**Job**
Pull every line out of the records below and reproduce each one word for word, with its box values unchanged.

Extracted records
=====

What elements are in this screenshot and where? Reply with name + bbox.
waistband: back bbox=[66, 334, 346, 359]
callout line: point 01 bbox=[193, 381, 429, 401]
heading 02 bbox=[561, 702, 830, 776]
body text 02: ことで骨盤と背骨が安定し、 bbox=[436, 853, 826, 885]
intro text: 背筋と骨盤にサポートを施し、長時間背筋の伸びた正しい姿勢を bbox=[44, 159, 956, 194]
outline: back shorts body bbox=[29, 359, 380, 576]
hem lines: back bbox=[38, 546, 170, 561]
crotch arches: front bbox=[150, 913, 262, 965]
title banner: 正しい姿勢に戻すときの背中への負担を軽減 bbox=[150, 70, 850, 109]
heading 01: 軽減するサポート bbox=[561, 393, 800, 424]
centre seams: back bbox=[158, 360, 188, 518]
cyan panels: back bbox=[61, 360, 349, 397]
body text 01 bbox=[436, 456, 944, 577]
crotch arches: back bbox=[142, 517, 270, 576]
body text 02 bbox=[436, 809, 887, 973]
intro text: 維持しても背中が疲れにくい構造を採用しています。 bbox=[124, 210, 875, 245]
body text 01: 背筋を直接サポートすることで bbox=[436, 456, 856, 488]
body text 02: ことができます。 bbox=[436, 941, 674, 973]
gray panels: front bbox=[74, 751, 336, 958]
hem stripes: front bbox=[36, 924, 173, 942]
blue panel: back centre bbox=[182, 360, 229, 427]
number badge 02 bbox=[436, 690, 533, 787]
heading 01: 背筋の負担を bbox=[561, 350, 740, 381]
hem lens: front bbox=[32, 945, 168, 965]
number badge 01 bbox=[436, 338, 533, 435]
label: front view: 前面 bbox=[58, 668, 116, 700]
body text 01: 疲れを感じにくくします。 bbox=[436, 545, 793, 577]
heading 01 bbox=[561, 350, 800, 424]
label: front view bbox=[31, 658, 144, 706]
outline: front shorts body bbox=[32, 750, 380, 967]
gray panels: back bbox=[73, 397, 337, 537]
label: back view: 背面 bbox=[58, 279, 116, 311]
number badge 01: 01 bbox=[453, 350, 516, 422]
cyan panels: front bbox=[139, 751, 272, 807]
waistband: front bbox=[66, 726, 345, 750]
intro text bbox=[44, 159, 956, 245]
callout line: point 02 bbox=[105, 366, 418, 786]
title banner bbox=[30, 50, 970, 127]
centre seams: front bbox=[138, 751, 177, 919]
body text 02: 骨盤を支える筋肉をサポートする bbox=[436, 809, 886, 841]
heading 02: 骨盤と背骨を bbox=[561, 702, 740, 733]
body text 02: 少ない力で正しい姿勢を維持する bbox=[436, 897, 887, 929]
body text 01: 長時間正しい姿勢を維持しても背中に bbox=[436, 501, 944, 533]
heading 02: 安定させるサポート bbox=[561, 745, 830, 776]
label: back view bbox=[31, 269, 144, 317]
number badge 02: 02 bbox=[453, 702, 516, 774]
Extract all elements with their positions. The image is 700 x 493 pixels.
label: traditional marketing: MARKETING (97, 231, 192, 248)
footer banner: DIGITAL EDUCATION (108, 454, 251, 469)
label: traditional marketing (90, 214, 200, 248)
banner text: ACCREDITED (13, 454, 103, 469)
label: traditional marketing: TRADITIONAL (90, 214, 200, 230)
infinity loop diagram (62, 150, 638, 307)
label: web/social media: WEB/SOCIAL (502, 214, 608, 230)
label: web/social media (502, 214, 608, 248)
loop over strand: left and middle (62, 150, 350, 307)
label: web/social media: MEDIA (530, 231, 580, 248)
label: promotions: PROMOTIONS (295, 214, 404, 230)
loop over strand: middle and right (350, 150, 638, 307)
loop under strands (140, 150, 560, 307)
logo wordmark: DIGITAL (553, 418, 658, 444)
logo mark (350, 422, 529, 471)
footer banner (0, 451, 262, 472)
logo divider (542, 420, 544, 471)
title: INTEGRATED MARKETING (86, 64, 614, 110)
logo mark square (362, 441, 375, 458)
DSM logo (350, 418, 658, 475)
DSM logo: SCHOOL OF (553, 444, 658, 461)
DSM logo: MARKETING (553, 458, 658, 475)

=====

**Full answer**
What elements are in this screenshot and where? Reply with name + bbox.
waistband: back bbox=[66, 334, 346, 359]
callout line: point 01 bbox=[193, 381, 429, 401]
heading 02 bbox=[561, 702, 830, 776]
body text 02: ことで骨盤と背骨が安定し、 bbox=[436, 853, 826, 885]
intro text: 背筋と骨盤にサポートを施し、長時間背筋の伸びた正しい姿勢を bbox=[44, 159, 956, 194]
outline: back shorts body bbox=[29, 359, 380, 576]
hem lines: back bbox=[38, 546, 170, 561]
crotch arches: front bbox=[150, 913, 262, 965]
title banner: 正しい姿勢に戻すときの背中への負担を軽減 bbox=[150, 70, 850, 109]
heading 01: 軽減するサポート bbox=[561, 393, 800, 424]
centre seams: back bbox=[158, 360, 188, 518]
cyan panels: back bbox=[61, 360, 349, 397]
body text 01 bbox=[436, 456, 944, 577]
crotch arches: back bbox=[142, 517, 270, 576]
body text 02 bbox=[436, 809, 887, 973]
intro text: 維持しても背中が疲れにくい構造を採用しています。 bbox=[124, 210, 875, 245]
body text 01: 背筋を直接サポートすることで bbox=[436, 456, 856, 488]
body text 02: ことができます。 bbox=[436, 941, 674, 973]
gray panels: front bbox=[74, 751, 336, 958]
hem stripes: front bbox=[36, 924, 173, 942]
blue panel: back centre bbox=[182, 360, 229, 427]
number badge 02 bbox=[436, 690, 533, 787]
heading 01: 背筋の負担を bbox=[561, 350, 740, 381]
hem lens: front bbox=[32, 945, 168, 965]
number badge 01 bbox=[436, 338, 533, 435]
label: front view: 前面 bbox=[58, 668, 116, 700]
body text 01: 疲れを感じにくくします。 bbox=[436, 545, 793, 577]
heading 01 bbox=[561, 350, 800, 424]
label: front view bbox=[31, 658, 144, 706]
outline: front shorts body bbox=[32, 750, 380, 967]
gray panels: back bbox=[73, 397, 337, 537]
label: back view: 背面 bbox=[58, 279, 116, 311]
number badge 01: 01 bbox=[453, 350, 516, 422]
cyan panels: front bbox=[139, 751, 272, 807]
waistband: front bbox=[66, 726, 345, 750]
intro text bbox=[44, 159, 956, 245]
callout line: point 02 bbox=[105, 366, 418, 786]
title banner bbox=[30, 50, 970, 127]
centre seams: front bbox=[138, 751, 177, 919]
body text 02: 骨盤を支える筋肉をサポートする bbox=[436, 809, 886, 841]
heading 02: 骨盤と背骨を bbox=[561, 702, 740, 733]
body text 02: 少ない力で正しい姿勢を維持する bbox=[436, 897, 887, 929]
body text 01: 長時間正しい姿勢を維持しても背中に bbox=[436, 501, 944, 533]
heading 02: 安定させるサポート bbox=[561, 745, 830, 776]
label: back view bbox=[31, 269, 144, 317]
number badge 02: 02 bbox=[453, 702, 516, 774]
Extract all elements with their positions. The image is 700 x 493 pixels.
label: traditional marketing: MARKETING (97, 231, 192, 248)
footer banner: DIGITAL EDUCATION (108, 454, 251, 469)
label: traditional marketing (90, 214, 200, 248)
banner text: ACCREDITED (13, 454, 103, 469)
label: traditional marketing: TRADITIONAL (90, 214, 200, 230)
infinity loop diagram (62, 150, 638, 307)
label: web/social media: WEB/SOCIAL (502, 214, 608, 230)
label: web/social media (502, 214, 608, 248)
loop over strand: left and middle (62, 150, 350, 307)
label: web/social media: MEDIA (530, 231, 580, 248)
label: promotions: PROMOTIONS (295, 214, 404, 230)
loop over strand: middle and right (350, 150, 638, 307)
loop under strands (140, 150, 560, 307)
logo wordmark: DIGITAL (553, 418, 658, 444)
logo mark (350, 422, 529, 471)
footer banner (0, 451, 262, 472)
logo divider (542, 420, 544, 471)
title: INTEGRATED MARKETING (86, 64, 614, 110)
logo mark square (362, 441, 375, 458)
DSM logo (350, 418, 658, 475)
DSM logo: SCHOOL OF (553, 444, 658, 461)
DSM logo: MARKETING (553, 458, 658, 475)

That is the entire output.